_Task to complete_
Identify every line in the records below that contains the word "phong", and reproduce each one.

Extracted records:
***
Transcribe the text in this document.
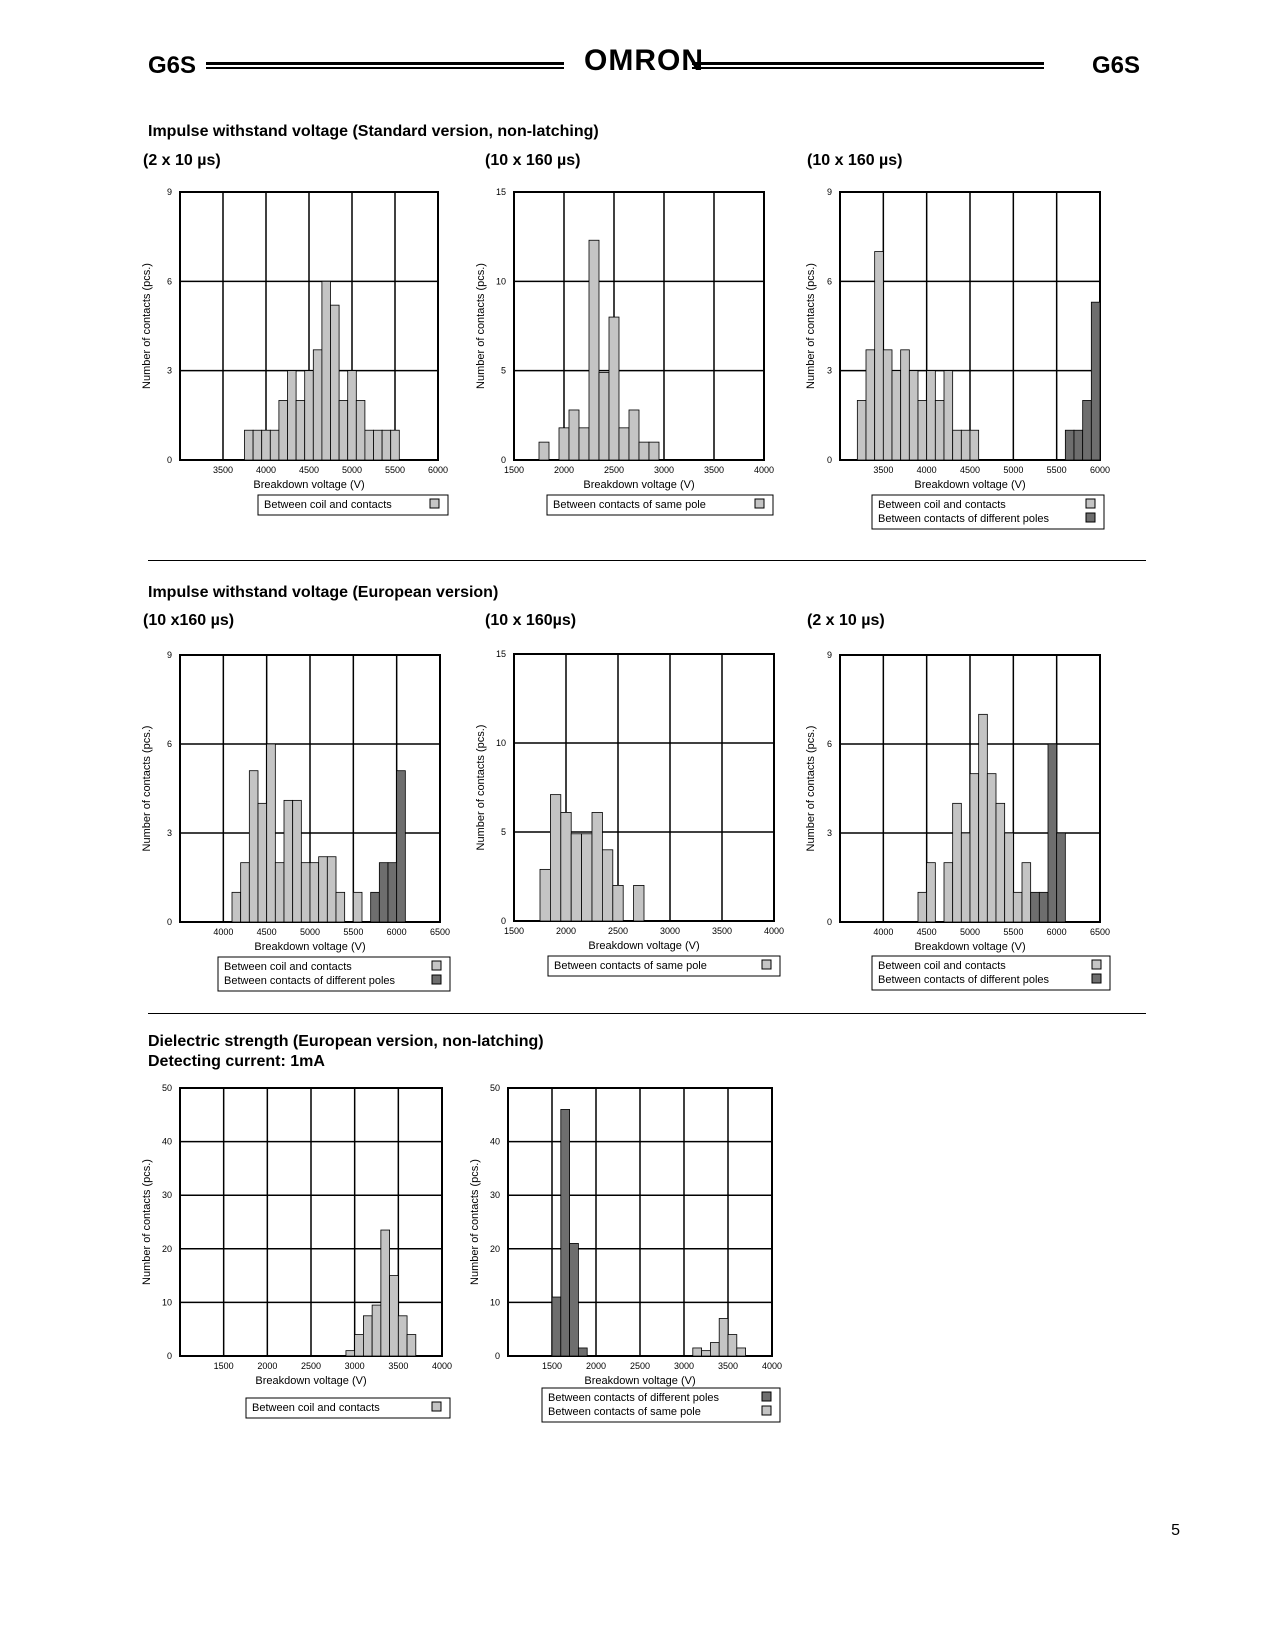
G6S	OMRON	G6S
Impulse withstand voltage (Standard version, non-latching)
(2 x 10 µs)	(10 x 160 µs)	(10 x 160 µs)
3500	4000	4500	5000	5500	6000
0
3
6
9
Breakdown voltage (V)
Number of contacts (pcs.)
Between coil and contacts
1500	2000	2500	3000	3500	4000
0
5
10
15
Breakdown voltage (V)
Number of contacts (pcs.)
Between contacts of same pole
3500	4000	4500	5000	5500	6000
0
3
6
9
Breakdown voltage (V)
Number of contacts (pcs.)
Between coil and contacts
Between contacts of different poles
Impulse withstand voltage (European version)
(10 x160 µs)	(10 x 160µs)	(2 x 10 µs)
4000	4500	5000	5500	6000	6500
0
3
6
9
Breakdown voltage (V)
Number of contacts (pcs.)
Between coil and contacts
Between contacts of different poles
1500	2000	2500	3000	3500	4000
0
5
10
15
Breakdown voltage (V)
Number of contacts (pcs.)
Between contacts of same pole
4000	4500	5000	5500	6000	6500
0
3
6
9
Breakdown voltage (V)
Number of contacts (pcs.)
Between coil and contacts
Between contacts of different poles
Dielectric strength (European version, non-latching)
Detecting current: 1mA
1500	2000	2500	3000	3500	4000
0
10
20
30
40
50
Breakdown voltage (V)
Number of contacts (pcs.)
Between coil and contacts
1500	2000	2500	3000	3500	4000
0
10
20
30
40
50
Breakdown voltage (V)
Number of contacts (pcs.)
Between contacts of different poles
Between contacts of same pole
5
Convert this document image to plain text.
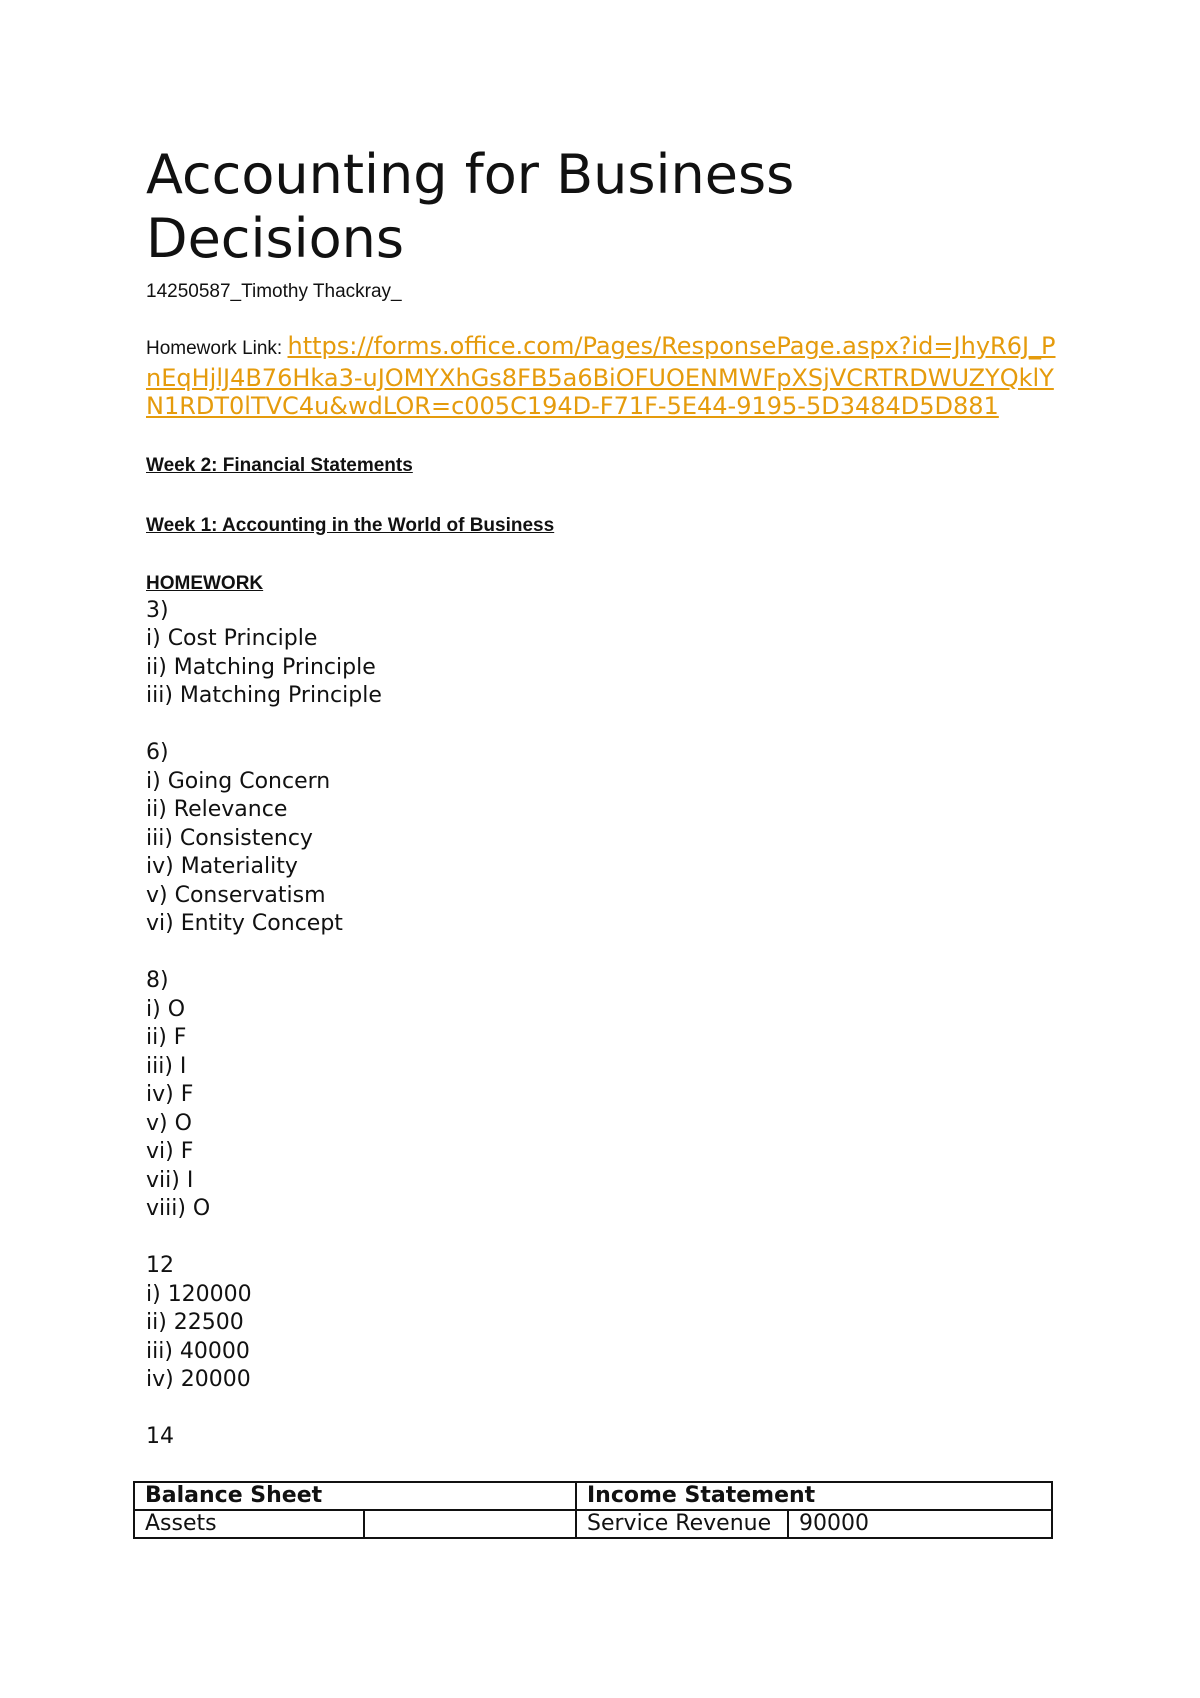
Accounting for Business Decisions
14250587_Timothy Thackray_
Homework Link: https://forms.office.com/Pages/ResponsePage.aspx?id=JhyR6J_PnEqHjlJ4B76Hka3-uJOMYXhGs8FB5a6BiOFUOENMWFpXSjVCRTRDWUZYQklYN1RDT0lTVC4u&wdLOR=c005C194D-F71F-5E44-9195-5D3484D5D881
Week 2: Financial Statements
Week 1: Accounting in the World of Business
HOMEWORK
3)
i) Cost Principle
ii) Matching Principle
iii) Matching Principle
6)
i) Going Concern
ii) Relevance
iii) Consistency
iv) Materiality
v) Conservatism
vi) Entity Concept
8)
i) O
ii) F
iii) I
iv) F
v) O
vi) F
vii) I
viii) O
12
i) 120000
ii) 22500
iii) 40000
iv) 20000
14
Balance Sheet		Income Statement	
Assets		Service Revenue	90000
***
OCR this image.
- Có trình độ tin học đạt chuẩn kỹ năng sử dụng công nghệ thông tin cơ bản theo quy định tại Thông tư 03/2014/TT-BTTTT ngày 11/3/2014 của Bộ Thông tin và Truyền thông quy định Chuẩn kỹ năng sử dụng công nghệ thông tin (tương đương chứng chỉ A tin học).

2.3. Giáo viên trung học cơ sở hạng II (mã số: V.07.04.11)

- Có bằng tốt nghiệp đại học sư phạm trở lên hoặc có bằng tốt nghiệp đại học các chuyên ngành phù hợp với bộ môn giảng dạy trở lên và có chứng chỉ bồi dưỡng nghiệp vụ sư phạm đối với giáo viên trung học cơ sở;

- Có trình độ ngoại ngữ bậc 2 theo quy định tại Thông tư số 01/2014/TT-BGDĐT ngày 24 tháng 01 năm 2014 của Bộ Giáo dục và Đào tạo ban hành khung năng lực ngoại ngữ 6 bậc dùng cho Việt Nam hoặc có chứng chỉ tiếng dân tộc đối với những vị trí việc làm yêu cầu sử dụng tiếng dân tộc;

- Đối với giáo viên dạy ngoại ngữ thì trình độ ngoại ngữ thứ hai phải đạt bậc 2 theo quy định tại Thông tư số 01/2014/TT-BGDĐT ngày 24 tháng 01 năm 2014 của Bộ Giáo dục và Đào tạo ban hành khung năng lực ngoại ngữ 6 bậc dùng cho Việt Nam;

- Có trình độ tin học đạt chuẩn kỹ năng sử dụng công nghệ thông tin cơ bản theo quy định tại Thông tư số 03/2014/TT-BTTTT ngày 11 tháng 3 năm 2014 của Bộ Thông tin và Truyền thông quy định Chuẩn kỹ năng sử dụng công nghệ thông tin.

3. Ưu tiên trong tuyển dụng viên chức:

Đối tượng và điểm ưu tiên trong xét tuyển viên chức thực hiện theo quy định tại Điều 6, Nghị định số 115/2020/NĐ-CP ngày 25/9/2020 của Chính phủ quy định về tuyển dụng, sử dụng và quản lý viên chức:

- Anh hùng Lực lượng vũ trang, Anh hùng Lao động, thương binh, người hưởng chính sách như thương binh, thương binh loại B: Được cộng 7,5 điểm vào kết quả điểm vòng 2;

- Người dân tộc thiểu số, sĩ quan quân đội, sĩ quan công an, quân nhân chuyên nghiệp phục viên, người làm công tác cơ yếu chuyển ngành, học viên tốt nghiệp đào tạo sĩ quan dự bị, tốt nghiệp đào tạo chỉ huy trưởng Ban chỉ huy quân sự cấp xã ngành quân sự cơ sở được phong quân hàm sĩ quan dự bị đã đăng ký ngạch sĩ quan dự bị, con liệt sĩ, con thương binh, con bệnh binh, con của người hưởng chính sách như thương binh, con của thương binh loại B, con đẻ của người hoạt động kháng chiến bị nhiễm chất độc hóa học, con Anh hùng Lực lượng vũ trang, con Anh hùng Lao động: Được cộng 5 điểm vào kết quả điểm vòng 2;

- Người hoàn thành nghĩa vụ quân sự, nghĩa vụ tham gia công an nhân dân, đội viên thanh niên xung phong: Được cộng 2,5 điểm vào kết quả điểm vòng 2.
***
_Task solution_
- Người dân tộc thiểu số, sĩ quan quân đội, sĩ quan công an, quân nhân chuyên nghiệp phục viên, người làm công tác cơ yếu chuyển ngành, học viên tốt nghiệp đào tạo sĩ quan dự bị, tốt nghiệp đào tạo chỉ huy trưởng Ban chỉ huy quân sự cấp xã ngành quân sự cơ sở được phong quân hàm sĩ quan dự bị đã đăng ký ngạch sĩ quan dự bị, con liệt sĩ, con thương binh, con bệnh binh, con của người hưởng chính sách như thương binh, con của thương binh loại B, con đẻ của người hoạt động kháng chiến bị nhiễm chất độc hóa học, con Anh hùng Lực lượng vũ trang, con Anh hùng Lao động: Được cộng 5 điểm vào kết quả điểm vòng 2;
- Người hoàn thành nghĩa vụ quân sự, nghĩa vụ tham gia công an nhân dân, đội viên thanh niên xung phong: Được cộng 2,5 điểm vào kết quả điểm vòng 2.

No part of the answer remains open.